Dataset entries:
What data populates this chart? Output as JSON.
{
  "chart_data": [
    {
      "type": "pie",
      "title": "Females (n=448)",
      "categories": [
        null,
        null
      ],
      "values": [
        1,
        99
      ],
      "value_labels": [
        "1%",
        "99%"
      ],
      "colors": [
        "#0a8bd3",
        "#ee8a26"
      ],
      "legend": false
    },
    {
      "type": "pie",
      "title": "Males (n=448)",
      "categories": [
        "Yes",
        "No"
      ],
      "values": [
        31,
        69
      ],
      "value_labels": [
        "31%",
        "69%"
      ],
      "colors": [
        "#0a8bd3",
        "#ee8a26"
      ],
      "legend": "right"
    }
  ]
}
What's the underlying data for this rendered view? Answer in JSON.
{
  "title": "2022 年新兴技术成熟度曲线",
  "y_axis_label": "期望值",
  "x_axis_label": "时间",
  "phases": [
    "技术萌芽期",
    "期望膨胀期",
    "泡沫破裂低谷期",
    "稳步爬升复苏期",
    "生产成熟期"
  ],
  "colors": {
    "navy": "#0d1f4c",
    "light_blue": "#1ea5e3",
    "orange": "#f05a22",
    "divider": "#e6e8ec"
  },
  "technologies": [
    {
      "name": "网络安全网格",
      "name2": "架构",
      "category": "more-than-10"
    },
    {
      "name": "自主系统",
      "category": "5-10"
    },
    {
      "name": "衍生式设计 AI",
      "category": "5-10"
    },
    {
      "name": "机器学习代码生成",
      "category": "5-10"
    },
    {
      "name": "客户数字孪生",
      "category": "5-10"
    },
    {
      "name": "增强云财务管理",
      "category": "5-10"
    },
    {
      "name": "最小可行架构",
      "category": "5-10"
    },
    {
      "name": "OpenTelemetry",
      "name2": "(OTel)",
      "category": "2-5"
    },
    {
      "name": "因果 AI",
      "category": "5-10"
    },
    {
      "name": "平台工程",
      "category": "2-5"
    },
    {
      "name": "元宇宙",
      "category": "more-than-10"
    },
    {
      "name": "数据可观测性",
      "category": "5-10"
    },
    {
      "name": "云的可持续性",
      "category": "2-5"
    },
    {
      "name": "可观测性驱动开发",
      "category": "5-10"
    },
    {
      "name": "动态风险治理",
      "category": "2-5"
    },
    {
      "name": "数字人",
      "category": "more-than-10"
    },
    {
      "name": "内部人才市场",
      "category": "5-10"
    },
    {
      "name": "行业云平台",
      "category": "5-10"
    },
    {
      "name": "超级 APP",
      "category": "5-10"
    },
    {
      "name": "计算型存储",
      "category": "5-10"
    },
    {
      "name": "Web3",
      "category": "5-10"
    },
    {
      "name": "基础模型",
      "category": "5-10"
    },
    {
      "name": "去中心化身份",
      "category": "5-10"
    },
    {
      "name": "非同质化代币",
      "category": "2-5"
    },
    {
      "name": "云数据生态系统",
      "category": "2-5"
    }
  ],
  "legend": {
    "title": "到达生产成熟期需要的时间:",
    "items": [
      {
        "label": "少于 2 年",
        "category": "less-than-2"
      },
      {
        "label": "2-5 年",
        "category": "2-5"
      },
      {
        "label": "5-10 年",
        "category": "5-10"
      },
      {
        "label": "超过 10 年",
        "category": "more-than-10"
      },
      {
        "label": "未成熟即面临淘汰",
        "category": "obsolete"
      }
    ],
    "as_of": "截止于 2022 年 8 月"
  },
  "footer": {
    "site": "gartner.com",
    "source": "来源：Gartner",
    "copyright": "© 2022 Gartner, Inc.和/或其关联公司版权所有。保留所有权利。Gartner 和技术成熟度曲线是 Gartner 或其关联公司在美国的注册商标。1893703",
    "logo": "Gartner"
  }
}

* [DIRECTIVE]: Scan the listing above. Gather each line that contains the word "title".

* [ANSWER TO THIS TASK]:
      "title": "Females (n=448)",
      "title": "Males (n=448)",
  "title": "2022 年新兴技术成熟度曲线",
    "title": "到达生产成熟期需要的时间:",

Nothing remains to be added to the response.